WHAT IS ASKED = Give only the number of lines that contain the word "grandes".

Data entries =
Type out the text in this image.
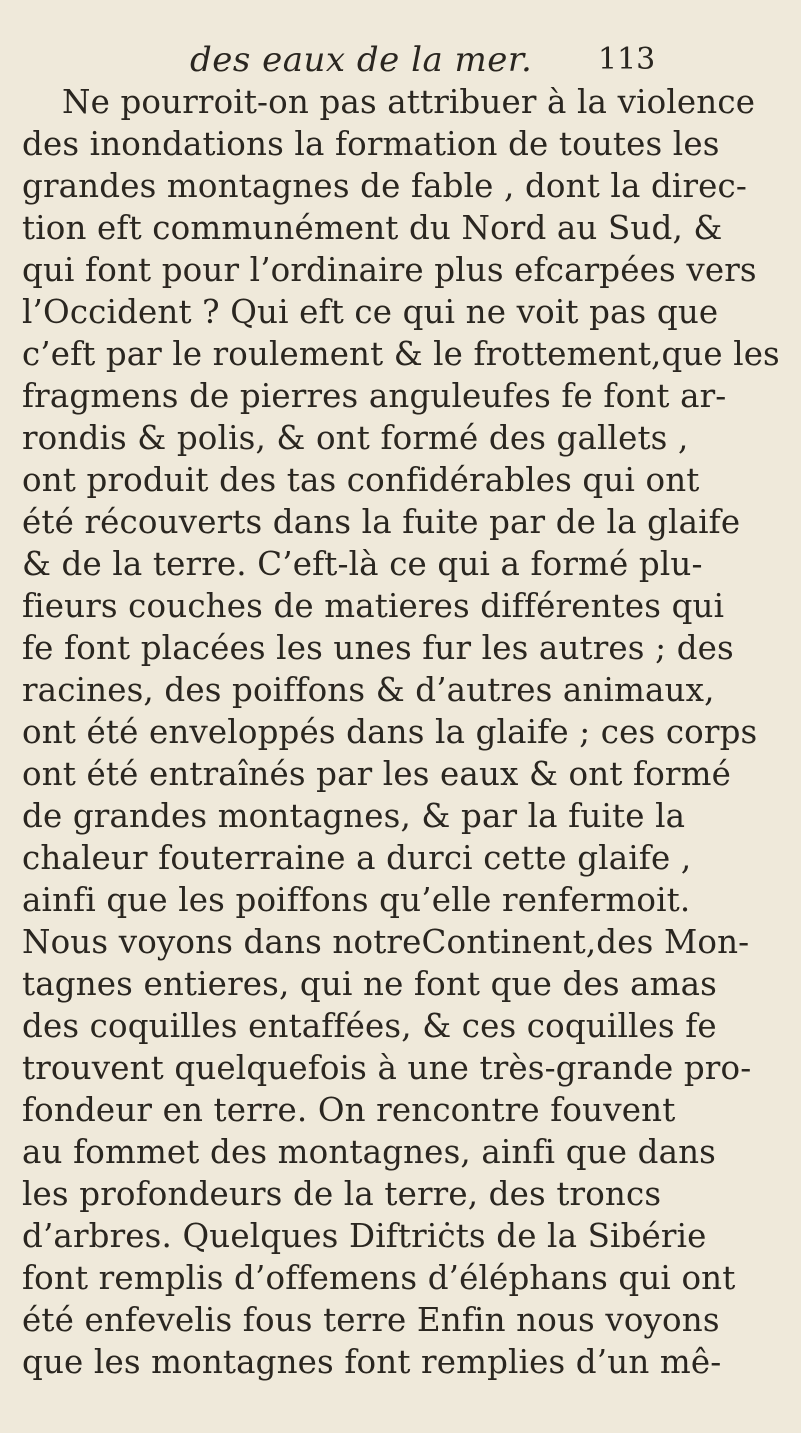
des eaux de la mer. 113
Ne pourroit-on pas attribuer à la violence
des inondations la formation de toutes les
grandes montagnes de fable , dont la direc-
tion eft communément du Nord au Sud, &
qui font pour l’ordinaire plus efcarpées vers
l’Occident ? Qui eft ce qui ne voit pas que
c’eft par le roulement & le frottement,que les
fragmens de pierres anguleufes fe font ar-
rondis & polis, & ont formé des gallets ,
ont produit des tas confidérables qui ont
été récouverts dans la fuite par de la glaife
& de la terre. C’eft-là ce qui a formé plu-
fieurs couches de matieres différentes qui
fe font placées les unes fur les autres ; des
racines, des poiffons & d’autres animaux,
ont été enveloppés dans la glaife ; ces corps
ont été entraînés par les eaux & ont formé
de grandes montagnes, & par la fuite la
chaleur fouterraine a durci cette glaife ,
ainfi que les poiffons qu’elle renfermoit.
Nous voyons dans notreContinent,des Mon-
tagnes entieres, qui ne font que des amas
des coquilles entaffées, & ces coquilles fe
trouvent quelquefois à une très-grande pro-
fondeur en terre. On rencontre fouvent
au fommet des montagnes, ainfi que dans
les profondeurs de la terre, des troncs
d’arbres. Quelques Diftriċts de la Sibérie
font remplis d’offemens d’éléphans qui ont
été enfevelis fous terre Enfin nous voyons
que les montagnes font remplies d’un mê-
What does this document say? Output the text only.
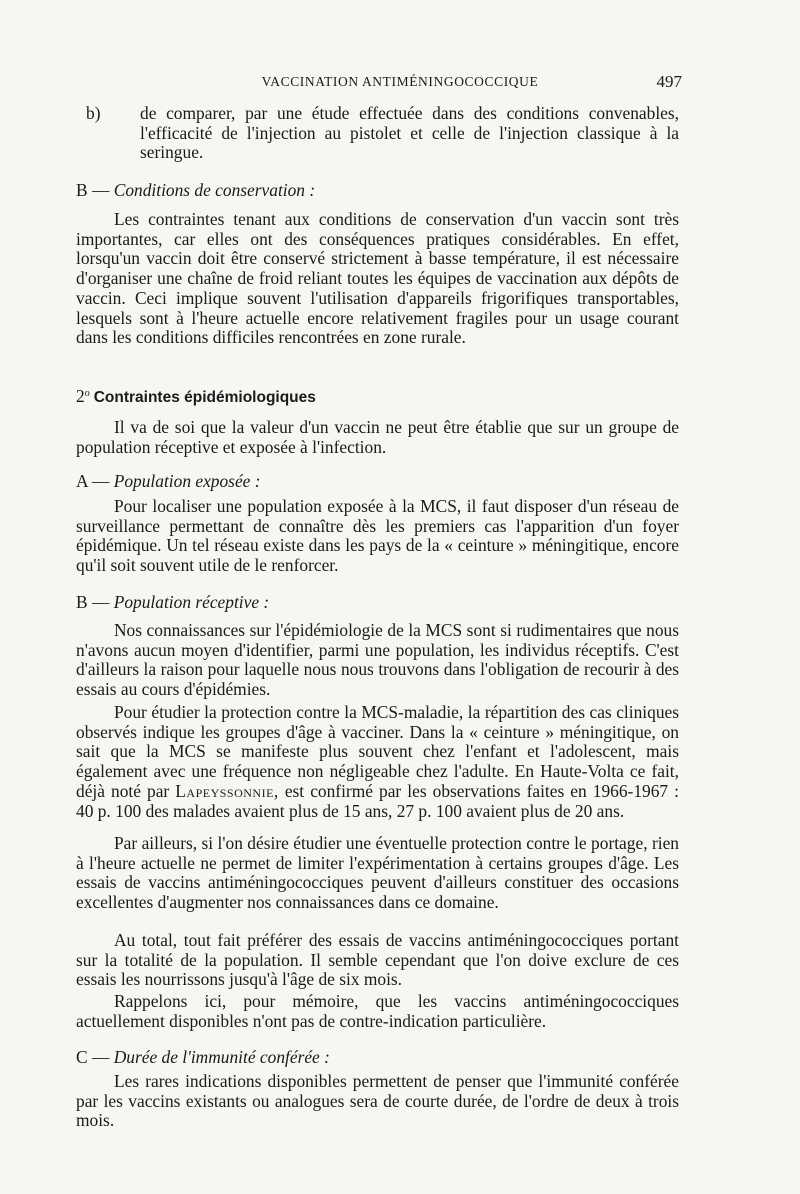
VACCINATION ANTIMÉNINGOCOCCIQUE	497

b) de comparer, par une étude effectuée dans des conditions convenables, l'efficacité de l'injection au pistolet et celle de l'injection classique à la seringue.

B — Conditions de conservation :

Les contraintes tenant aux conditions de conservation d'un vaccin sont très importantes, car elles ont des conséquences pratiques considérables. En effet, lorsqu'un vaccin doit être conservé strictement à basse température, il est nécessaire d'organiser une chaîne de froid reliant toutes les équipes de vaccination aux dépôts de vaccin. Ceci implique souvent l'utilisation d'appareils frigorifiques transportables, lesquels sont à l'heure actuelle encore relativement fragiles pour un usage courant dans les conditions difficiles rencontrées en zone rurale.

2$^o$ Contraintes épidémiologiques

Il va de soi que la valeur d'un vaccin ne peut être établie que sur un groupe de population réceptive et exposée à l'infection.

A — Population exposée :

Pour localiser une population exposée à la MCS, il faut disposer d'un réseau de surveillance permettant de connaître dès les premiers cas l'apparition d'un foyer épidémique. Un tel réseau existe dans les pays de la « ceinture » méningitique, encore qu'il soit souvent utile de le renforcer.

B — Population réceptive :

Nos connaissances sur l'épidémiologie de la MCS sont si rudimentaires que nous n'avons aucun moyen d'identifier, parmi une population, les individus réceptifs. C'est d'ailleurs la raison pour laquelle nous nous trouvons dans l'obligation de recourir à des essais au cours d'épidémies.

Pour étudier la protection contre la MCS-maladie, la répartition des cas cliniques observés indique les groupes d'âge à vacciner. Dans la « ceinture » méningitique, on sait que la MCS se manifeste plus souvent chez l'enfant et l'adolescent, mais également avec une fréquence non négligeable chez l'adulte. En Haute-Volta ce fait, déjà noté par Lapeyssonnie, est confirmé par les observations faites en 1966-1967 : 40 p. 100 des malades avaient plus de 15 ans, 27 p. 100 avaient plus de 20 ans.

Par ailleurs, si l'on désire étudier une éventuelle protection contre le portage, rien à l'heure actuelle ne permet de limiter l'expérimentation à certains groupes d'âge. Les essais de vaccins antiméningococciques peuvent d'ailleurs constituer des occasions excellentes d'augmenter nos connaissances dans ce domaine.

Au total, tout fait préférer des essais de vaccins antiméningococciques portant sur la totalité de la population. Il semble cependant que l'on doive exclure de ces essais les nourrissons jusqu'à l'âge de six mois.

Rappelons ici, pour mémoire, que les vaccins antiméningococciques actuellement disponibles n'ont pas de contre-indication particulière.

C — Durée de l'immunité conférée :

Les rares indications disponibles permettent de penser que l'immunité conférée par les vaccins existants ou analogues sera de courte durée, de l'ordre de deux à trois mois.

...

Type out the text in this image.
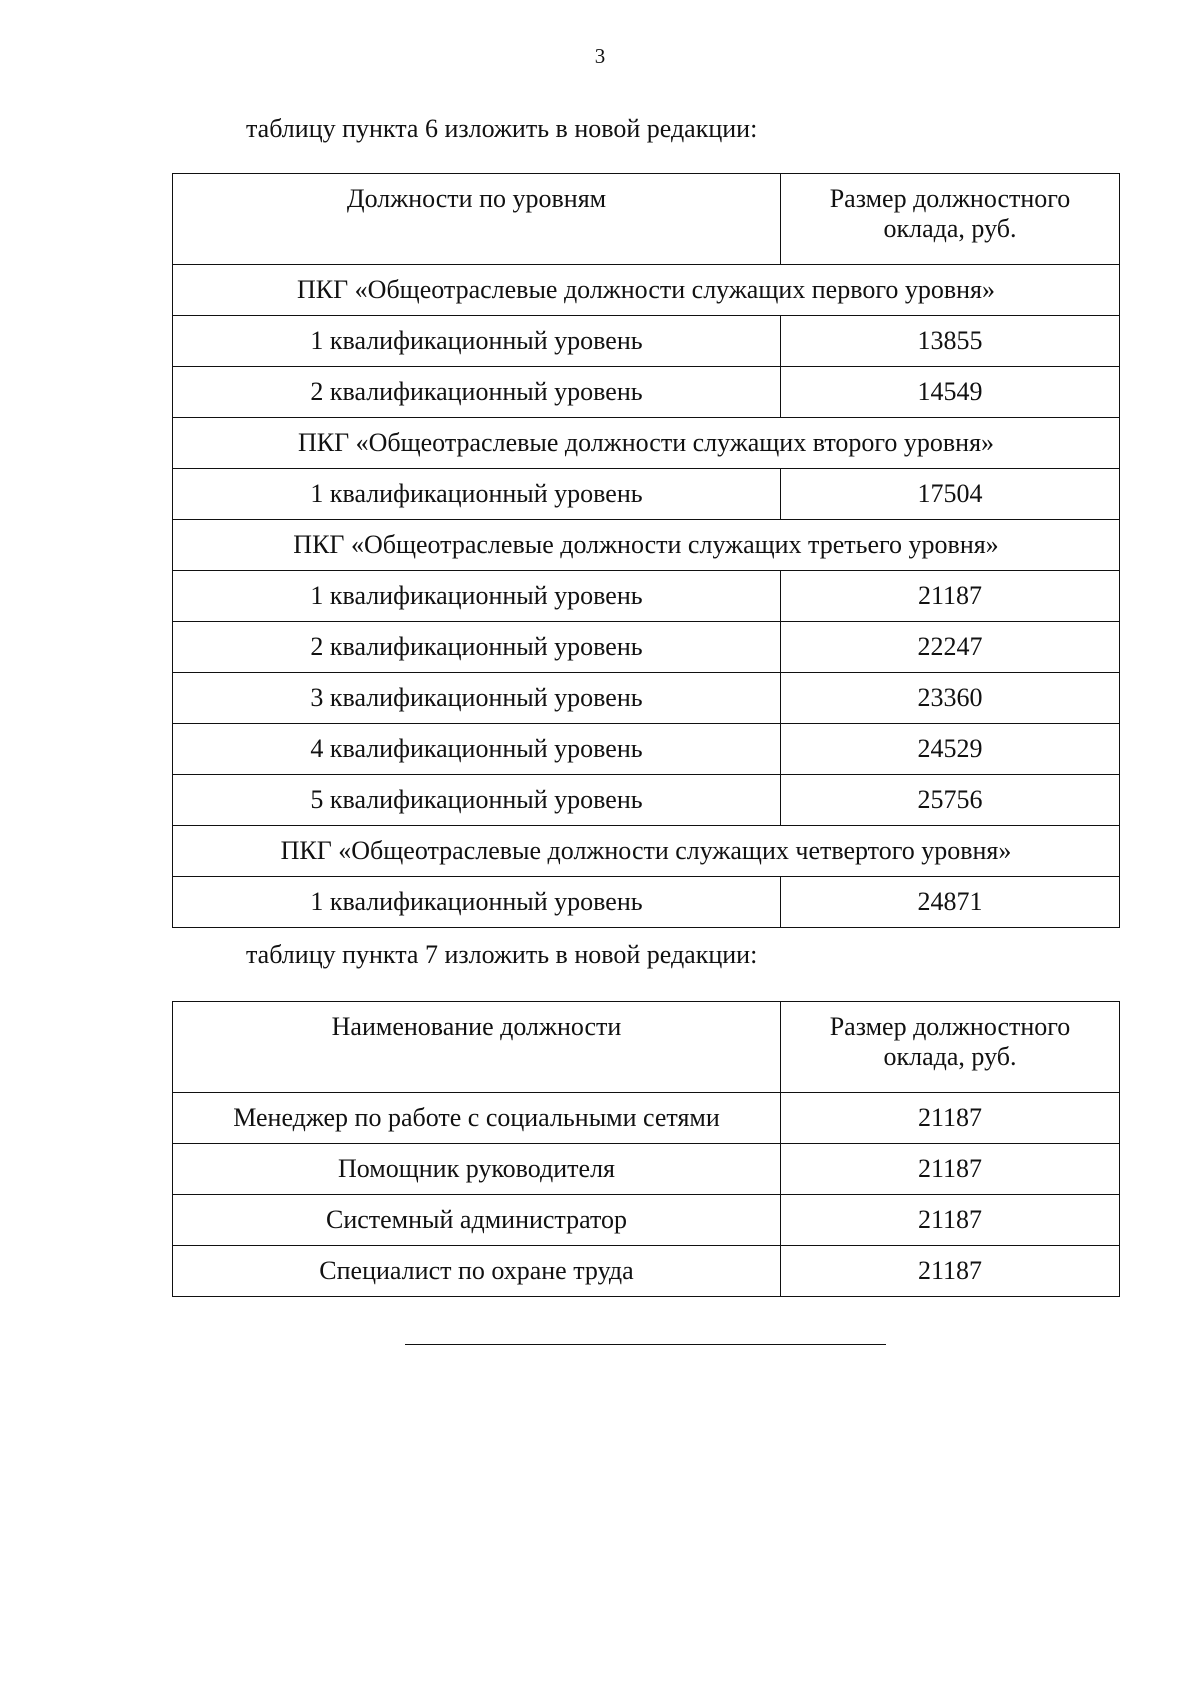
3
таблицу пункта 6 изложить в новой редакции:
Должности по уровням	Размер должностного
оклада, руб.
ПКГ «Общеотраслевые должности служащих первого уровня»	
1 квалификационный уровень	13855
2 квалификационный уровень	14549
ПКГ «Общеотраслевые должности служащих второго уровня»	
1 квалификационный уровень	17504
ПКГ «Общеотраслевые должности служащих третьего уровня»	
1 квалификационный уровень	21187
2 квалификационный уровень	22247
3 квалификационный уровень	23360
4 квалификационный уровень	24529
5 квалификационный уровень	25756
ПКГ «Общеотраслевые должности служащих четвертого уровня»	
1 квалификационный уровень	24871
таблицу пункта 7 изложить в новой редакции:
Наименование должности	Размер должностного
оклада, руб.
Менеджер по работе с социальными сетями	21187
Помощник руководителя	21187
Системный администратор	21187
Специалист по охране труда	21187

ANSWER TO THIS EXERCISE = 2